■ **Short exercise**: Could you write out every one of the records below precisely as they appear, leaving the pictures out?

■ **Working data**:
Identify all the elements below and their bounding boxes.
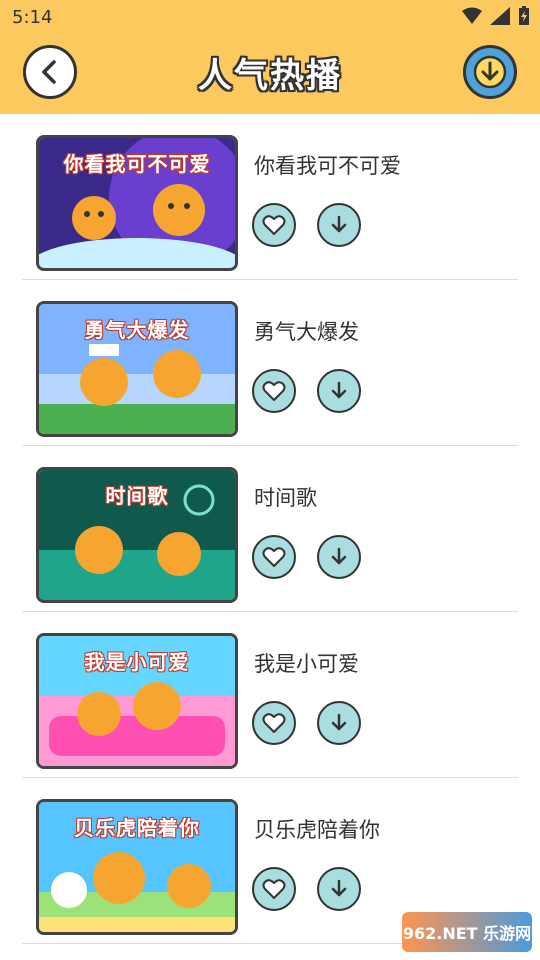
download-icon <box>331 713 347 731</box>
download-manager-button[interactable] <box>463 45 517 99</box>
list-item[interactable]: 你看我可不可爱 你看我可不可爱 <box>22 114 518 280</box>
wifi-icon <box>462 7 482 24</box>
heart-icon <box>262 215 286 235</box>
thumbnail-title: 时间歌 <box>105 484 169 508</box>
list-item[interactable]: 时间歌 时间歌 <box>22 446 518 612</box>
watermark: 962.NET 乐游网 <box>402 912 532 952</box>
song-thumbnail[interactable]: 时间歌 <box>36 467 238 603</box>
song-thumbnail[interactable]: 我是小可爱 <box>36 633 238 769</box>
download-button[interactable] <box>317 535 361 579</box>
heart-icon <box>262 879 286 899</box>
list-item[interactable]: 勇气大爆发 勇气大爆发 <box>22 280 518 446</box>
song-title[interactable]: 勇气大爆发 <box>254 316 359 346</box>
system-icons <box>462 6 530 26</box>
song-list: 你看我可不可爱 你看我可不可爱 勇气大爆发 勇气大爆发 时间歌 时间歌 我是小可… <box>0 114 540 944</box>
list-item[interactable]: 我是小可爱 我是小可爱 <box>22 612 518 778</box>
download-button[interactable] <box>317 203 361 247</box>
status-time: 5:14 <box>12 7 53 28</box>
status-bar: 5:14 <box>0 0 540 34</box>
battery-icon <box>519 6 529 25</box>
song-thumbnail[interactable]: 勇气大爆发 <box>36 301 238 437</box>
download-button[interactable] <box>317 369 361 413</box>
thumbnail-title: 勇气大爆发 <box>84 318 190 342</box>
song-title[interactable]: 时间歌 <box>254 482 317 512</box>
thumbnail-title: 我是小可爱 <box>84 650 190 674</box>
song-title[interactable]: 你看我可不可爱 <box>254 150 401 180</box>
heart-icon <box>262 547 286 567</box>
song-thumbnail[interactable]: 贝乐虎陪着你 <box>36 799 238 935</box>
download-icon <box>331 215 347 233</box>
download-icon <box>473 55 507 89</box>
download-icon <box>331 381 347 399</box>
thumbnail-title: 贝乐虎陪着你 <box>74 816 200 840</box>
download-icon <box>331 547 347 565</box>
heart-icon <box>262 713 286 733</box>
favorite-button[interactable] <box>252 535 296 579</box>
favorite-button[interactable] <box>252 867 296 911</box>
favorite-button[interactable] <box>252 369 296 413</box>
song-title[interactable]: 贝乐虎陪着你 <box>254 814 380 844</box>
favorite-button[interactable] <box>252 701 296 745</box>
favorite-button[interactable] <box>252 203 296 247</box>
song-title[interactable]: 我是小可爱 <box>254 648 359 678</box>
heart-icon <box>262 381 286 401</box>
thumbnail-title: 你看我可不可爱 <box>63 152 211 176</box>
song-thumbnail[interactable]: 你看我可不可爱 <box>36 135 238 271</box>
signal-icon <box>490 7 510 25</box>
app-header: 人气热播 <box>0 34 540 114</box>
page-title: 人气热播 <box>198 56 342 96</box>
download-button[interactable] <box>317 867 361 911</box>
download-button[interactable] <box>317 701 361 745</box>
download-icon <box>331 879 347 897</box>
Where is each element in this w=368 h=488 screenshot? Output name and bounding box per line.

■ **Complete answer**:
Identify all the elements below and their bounding boxes.
download-icon <box>331 713 347 731</box>
download-manager-button[interactable] <box>463 45 517 99</box>
list-item[interactable]: 你看我可不可爱 你看我可不可爱 <box>22 114 518 280</box>
wifi-icon <box>462 7 482 24</box>
heart-icon <box>262 215 286 235</box>
thumbnail-title: 时间歌 <box>105 484 169 508</box>
list-item[interactable]: 时间歌 时间歌 <box>22 446 518 612</box>
watermark: 962.NET 乐游网 <box>402 912 532 952</box>
song-thumbnail[interactable]: 时间歌 <box>36 467 238 603</box>
song-thumbnail[interactable]: 我是小可爱 <box>36 633 238 769</box>
download-button[interactable] <box>317 535 361 579</box>
heart-icon <box>262 879 286 899</box>
list-item[interactable]: 勇气大爆发 勇气大爆发 <box>22 280 518 446</box>
song-title[interactable]: 勇气大爆发 <box>254 316 359 346</box>
system-icons <box>462 6 530 26</box>
song-list: 你看我可不可爱 你看我可不可爱 勇气大爆发 勇气大爆发 时间歌 时间歌 我是小可… <box>0 114 540 944</box>
list-item[interactable]: 我是小可爱 我是小可爱 <box>22 612 518 778</box>
download-button[interactable] <box>317 203 361 247</box>
status-time: 5:14 <box>12 7 53 28</box>
status-bar: 5:14 <box>0 0 540 34</box>
battery-icon <box>519 6 529 25</box>
song-thumbnail[interactable]: 勇气大爆发 <box>36 301 238 437</box>
download-button[interactable] <box>317 369 361 413</box>
thumbnail-title: 勇气大爆发 <box>84 318 190 342</box>
song-title[interactable]: 时间歌 <box>254 482 317 512</box>
thumbnail-title: 我是小可爱 <box>84 650 190 674</box>
song-title[interactable]: 你看我可不可爱 <box>254 150 401 180</box>
heart-icon <box>262 547 286 567</box>
song-thumbnail[interactable]: 贝乐虎陪着你 <box>36 799 238 935</box>
download-icon <box>331 215 347 233</box>
download-icon <box>473 55 507 89</box>
download-icon <box>331 381 347 399</box>
thumbnail-title: 贝乐虎陪着你 <box>74 816 200 840</box>
download-icon <box>331 547 347 565</box>
heart-icon <box>262 713 286 733</box>
favorite-button[interactable] <box>252 535 296 579</box>
favorite-button[interactable] <box>252 867 296 911</box>
favorite-button[interactable] <box>252 369 296 413</box>
song-title[interactable]: 贝乐虎陪着你 <box>254 814 380 844</box>
favorite-button[interactable] <box>252 701 296 745</box>
favorite-button[interactable] <box>252 203 296 247</box>
song-title[interactable]: 我是小可爱 <box>254 648 359 678</box>
heart-icon <box>262 381 286 401</box>
thumbnail-title: 你看我可不可爱 <box>63 152 211 176</box>
song-thumbnail[interactable]: 你看我可不可爱 <box>36 135 238 271</box>
signal-icon <box>490 7 510 25</box>
app-header: 人气热播 <box>0 34 540 114</box>
page-title: 人气热播 <box>198 56 342 96</box>
download-button[interactable] <box>317 867 361 911</box>
download-button[interactable] <box>317 701 361 745</box>
download-icon <box>331 879 347 897</box>
Where is each element in this w=368 h=488 screenshot? Output name and bounding box per line.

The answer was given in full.